▽
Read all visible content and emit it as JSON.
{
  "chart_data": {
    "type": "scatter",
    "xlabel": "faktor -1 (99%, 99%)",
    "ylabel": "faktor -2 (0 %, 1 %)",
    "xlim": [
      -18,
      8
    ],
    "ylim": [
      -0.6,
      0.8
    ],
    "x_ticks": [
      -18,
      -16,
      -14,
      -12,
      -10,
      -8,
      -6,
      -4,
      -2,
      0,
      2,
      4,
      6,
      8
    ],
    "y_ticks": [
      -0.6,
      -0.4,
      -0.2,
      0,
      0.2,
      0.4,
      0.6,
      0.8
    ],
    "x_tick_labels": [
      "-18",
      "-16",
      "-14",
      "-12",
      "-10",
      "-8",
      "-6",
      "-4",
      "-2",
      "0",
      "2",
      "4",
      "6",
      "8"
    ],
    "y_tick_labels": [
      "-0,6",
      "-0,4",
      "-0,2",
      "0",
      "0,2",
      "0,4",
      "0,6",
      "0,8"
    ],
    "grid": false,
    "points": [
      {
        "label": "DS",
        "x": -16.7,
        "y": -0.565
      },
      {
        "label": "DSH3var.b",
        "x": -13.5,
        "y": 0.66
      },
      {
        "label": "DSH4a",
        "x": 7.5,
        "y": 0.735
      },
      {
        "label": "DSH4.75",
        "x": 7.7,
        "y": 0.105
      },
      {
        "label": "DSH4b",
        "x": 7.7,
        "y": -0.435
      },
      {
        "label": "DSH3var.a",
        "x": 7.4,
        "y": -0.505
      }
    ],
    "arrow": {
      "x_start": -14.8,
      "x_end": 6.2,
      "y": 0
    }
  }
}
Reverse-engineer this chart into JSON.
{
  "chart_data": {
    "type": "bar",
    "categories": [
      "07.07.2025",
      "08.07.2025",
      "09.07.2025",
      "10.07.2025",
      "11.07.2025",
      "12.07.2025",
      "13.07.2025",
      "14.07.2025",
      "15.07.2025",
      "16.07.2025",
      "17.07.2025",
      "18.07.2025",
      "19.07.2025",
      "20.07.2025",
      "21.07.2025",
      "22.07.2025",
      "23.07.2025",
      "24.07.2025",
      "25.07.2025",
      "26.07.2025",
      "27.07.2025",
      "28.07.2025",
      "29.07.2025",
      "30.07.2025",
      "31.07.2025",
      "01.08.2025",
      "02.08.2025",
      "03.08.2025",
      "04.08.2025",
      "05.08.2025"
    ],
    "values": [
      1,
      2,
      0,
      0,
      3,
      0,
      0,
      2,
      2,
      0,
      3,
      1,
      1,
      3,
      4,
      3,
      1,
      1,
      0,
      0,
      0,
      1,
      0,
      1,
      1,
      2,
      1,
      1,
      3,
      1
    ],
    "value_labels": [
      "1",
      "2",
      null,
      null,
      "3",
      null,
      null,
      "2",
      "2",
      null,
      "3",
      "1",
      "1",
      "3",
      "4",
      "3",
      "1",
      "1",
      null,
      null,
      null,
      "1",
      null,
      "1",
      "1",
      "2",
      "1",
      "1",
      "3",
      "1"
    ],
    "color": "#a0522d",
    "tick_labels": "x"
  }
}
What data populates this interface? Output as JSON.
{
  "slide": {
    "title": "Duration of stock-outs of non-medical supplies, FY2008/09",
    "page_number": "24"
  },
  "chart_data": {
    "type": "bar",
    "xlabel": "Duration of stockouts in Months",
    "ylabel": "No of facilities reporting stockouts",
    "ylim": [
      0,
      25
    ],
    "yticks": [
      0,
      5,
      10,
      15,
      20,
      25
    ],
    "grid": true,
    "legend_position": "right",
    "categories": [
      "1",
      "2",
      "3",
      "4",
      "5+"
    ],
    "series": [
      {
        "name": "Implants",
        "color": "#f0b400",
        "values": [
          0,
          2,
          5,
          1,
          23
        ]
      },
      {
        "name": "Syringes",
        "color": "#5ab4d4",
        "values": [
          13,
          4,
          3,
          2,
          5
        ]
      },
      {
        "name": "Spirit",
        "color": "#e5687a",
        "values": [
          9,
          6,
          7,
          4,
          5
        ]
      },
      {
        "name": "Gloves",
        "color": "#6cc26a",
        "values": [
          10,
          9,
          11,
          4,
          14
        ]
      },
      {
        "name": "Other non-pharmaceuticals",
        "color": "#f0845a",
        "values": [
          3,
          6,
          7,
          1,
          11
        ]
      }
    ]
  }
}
△
**Given instruction**
Repeat the entries above exactly, leaving nothing out.

**In response**
Read all visible content and emit it as JSON.
{
  "chart_data": {
    "type": "scatter",
    "xlabel": "faktor -1 (99%, 99%)",
    "ylabel": "faktor -2 (0 %, 1 %)",
    "xlim": [
      -18,
      8
    ],
    "ylim": [
      -0.6,
      0.8
    ],
    "x_ticks": [
      -18,
      -16,
      -14,
      -12,
      -10,
      -8,
      -6,
      -4,
      -2,
      0,
      2,
      4,
      6,
      8
    ],
    "y_ticks": [
      -0.6,
      -0.4,
      -0.2,
      0,
      0.2,
      0.4,
      0.6,
      0.8
    ],
    "x_tick_labels": [
      "-18",
      "-16",
      "-14",
      "-12",
      "-10",
      "-8",
      "-6",
      "-4",
      "-2",
      "0",
      "2",
      "4",
      "6",
      "8"
    ],
    "y_tick_labels": [
      "-0,6",
      "-0,4",
      "-0,2",
      "0",
      "0,2",
      "0,4",
      "0,6",
      "0,8"
    ],
    "grid": false,
    "points": [
      {
        "label": "DS",
        "x": -16.7,
        "y": -0.565
      },
      {
        "label": "DSH3var.b",
        "x": -13.5,
        "y": 0.66
      },
      {
        "label": "DSH4a",
        "x": 7.5,
        "y": 0.735
      },
      {
        "label": "DSH4.75",
        "x": 7.7,
        "y": 0.105
      },
      {
        "label": "DSH4b",
        "x": 7.7,
        "y": -0.435
      },
      {
        "label": "DSH3var.a",
        "x": 7.4,
        "y": -0.505
      }
    ],
    "arrow": {
      "x_start": -14.8,
      "x_end": 6.2,
      "y": 0
    }
  }
}
Reverse-engineer this chart into JSON.
{
  "chart_data": {
    "type": "bar",
    "categories": [
      "07.07.2025",
      "08.07.2025",
      "09.07.2025",
      "10.07.2025",
      "11.07.2025",
      "12.07.2025",
      "13.07.2025",
      "14.07.2025",
      "15.07.2025",
      "16.07.2025",
      "17.07.2025",
      "18.07.2025",
      "19.07.2025",
      "20.07.2025",
      "21.07.2025",
      "22.07.2025",
      "23.07.2025",
      "24.07.2025",
      "25.07.2025",
      "26.07.2025",
      "27.07.2025",
      "28.07.2025",
      "29.07.2025",
      "30.07.2025",
      "31.07.2025",
      "01.08.2025",
      "02.08.2025",
      "03.08.2025",
      "04.08.2025",
      "05.08.2025"
    ],
    "values": [
      1,
      2,
      0,
      0,
      3,
      0,
      0,
      2,
      2,
      0,
      3,
      1,
      1,
      3,
      4,
      3,
      1,
      1,
      0,
      0,
      0,
      1,
      0,
      1,
      1,
      2,
      1,
      1,
      3,
      1
    ],
    "value_labels": [
      "1",
      "2",
      null,
      null,
      "3",
      null,
      null,
      "2",
      "2",
      null,
      "3",
      "1",
      "1",
      "3",
      "4",
      "3",
      "1",
      "1",
      null,
      null,
      null,
      "1",
      null,
      "1",
      "1",
      "2",
      "1",
      "1",
      "3",
      "1"
    ],
    "color": "#a0522d",
    "tick_labels": "x"
  }
}
What data populates this interface? Output as JSON.
{
  "slide": {
    "title": "Duration of stock-outs of non-medical supplies, FY2008/09",
    "page_number": "24"
  },
  "chart_data": {
    "type": "bar",
    "xlabel": "Duration of stockouts in Months",
    "ylabel": "No of facilities reporting stockouts",
    "ylim": [
      0,
      25
    ],
    "yticks": [
      0,
      5,
      10,
      15,
      20,
      25
    ],
    "grid": true,
    "legend_position": "right",
    "categories": [
      "1",
      "2",
      "3",
      "4",
      "5+"
    ],
    "series": [
      {
        "name": "Implants",
        "color": "#f0b400",
        "values": [
          0,
          2,
          5,
          1,
          23
        ]
      },
      {
        "name": "Syringes",
        "color": "#5ab4d4",
        "values": [
          13,
          4,
          3,
          2,
          5
        ]
      },
      {
        "name": "Spirit",
        "color": "#e5687a",
        "values": [
          9,
          6,
          7,
          4,
          5
        ]
      },
      {
        "name": "Gloves",
        "color": "#6cc26a",
        "values": [
          10,
          9,
          11,
          4,
          14
        ]
      },
      {
        "name": "Other non-pharmaceuticals",
        "color": "#f0845a",
        "values": [
          3,
          6,
          7,
          1,
          11
        ]
      }
    ]
  }
}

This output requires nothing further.